WHAT IS EXPECTED -> From the entries that follow, pick out all lines holding "Eemnes".

[start]

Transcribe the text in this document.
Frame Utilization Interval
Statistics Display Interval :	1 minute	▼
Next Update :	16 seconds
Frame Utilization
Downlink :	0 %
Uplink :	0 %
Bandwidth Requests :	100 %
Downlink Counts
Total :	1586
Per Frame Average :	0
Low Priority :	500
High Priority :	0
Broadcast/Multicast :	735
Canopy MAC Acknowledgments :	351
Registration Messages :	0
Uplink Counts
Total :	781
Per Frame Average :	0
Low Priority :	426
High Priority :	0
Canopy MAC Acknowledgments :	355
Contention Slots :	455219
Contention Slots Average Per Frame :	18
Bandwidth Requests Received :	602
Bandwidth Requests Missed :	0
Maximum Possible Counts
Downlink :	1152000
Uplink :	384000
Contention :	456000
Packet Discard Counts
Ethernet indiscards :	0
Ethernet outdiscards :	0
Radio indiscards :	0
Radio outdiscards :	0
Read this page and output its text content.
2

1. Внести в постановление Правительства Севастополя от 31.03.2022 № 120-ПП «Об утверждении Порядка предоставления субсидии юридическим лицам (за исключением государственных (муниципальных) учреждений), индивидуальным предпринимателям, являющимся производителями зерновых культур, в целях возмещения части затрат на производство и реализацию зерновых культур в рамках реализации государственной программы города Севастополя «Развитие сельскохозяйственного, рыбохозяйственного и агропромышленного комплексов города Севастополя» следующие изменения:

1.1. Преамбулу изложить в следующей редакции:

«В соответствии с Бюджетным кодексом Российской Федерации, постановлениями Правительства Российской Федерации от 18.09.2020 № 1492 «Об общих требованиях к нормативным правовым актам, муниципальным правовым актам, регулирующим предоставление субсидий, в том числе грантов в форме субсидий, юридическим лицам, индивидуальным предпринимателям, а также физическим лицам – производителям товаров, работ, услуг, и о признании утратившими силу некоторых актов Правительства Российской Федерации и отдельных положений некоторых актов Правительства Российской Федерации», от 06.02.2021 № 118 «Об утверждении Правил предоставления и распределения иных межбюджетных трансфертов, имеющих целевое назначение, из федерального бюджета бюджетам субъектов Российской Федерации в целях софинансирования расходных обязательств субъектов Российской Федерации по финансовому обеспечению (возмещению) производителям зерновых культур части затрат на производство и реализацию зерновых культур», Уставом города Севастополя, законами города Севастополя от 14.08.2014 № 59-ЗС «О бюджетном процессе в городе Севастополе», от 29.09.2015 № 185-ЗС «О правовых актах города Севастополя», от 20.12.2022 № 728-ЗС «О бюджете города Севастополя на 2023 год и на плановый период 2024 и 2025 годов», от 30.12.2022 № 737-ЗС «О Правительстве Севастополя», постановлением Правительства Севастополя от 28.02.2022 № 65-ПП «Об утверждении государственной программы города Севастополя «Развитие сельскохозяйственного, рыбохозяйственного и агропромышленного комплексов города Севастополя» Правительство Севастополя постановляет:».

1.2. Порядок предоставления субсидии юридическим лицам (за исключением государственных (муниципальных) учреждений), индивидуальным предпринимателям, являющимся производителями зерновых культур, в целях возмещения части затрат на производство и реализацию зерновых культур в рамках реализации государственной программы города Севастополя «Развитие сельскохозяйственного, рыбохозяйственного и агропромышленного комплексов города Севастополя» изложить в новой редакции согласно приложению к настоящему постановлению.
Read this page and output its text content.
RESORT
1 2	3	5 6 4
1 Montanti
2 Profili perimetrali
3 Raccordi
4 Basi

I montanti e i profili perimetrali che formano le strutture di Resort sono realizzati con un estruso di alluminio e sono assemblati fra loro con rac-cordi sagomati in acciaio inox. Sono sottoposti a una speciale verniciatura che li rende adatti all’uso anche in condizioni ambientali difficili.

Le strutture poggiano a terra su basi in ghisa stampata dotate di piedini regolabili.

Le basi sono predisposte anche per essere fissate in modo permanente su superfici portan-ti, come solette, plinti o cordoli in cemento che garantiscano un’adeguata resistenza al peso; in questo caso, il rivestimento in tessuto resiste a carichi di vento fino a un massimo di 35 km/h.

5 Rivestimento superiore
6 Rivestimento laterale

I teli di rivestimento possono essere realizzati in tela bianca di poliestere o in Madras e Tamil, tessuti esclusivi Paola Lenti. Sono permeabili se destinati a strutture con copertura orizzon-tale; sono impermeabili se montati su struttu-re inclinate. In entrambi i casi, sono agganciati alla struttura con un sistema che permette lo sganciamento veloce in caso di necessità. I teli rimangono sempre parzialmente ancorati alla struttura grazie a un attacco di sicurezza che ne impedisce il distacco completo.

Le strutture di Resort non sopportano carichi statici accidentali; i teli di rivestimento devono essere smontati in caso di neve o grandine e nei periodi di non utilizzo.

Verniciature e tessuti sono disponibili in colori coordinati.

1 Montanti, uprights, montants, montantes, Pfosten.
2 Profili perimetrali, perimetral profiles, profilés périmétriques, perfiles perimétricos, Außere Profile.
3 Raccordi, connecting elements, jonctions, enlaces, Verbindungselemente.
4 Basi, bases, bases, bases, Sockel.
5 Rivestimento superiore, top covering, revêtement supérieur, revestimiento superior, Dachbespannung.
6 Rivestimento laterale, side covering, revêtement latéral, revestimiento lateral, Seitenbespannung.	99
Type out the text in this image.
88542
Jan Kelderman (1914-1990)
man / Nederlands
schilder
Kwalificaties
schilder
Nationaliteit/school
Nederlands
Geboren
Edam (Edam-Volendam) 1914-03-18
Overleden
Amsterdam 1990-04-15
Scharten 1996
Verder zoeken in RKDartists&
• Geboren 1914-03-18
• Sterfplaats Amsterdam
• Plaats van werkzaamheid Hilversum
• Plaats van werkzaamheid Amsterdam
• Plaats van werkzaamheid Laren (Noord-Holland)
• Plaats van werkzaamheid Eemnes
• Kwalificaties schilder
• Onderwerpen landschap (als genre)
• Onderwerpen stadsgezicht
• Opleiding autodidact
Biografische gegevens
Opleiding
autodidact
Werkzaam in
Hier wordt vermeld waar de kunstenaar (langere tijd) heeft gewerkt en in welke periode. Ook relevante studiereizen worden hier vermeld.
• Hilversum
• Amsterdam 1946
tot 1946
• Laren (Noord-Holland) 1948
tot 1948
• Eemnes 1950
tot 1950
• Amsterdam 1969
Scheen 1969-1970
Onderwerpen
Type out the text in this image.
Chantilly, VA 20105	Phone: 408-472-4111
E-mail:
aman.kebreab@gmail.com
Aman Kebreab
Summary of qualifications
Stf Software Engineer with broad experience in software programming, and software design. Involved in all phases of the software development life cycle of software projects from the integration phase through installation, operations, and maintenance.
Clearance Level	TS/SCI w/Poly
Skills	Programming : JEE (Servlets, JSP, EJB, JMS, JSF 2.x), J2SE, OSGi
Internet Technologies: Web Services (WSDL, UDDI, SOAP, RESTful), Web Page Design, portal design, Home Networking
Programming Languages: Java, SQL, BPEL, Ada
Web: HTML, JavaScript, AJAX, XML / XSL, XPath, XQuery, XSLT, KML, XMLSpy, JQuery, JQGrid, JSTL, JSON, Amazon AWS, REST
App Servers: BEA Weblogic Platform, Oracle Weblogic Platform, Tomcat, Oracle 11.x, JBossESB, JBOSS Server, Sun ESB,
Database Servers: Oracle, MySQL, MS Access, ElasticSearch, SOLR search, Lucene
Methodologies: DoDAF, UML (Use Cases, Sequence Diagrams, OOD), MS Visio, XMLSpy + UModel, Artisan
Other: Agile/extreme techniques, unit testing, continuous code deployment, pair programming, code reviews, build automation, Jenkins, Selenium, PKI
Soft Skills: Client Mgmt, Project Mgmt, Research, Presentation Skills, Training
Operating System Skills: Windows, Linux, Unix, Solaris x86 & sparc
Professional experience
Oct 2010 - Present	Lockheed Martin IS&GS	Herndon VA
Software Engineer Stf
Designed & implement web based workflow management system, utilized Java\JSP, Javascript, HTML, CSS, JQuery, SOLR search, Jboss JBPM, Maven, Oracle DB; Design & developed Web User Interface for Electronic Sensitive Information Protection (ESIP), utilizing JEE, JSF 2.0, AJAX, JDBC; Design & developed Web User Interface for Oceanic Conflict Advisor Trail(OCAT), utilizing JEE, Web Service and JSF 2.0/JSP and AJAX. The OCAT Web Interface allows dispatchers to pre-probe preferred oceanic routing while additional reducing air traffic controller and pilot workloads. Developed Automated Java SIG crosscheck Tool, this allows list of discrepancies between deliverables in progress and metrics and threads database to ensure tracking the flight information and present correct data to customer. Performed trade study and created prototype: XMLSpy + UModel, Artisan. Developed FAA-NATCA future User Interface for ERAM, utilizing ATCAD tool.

[end]

ANSWER IN FULL ->
• Plaats van werkzaamheid Eemnes
• Eemnes 1950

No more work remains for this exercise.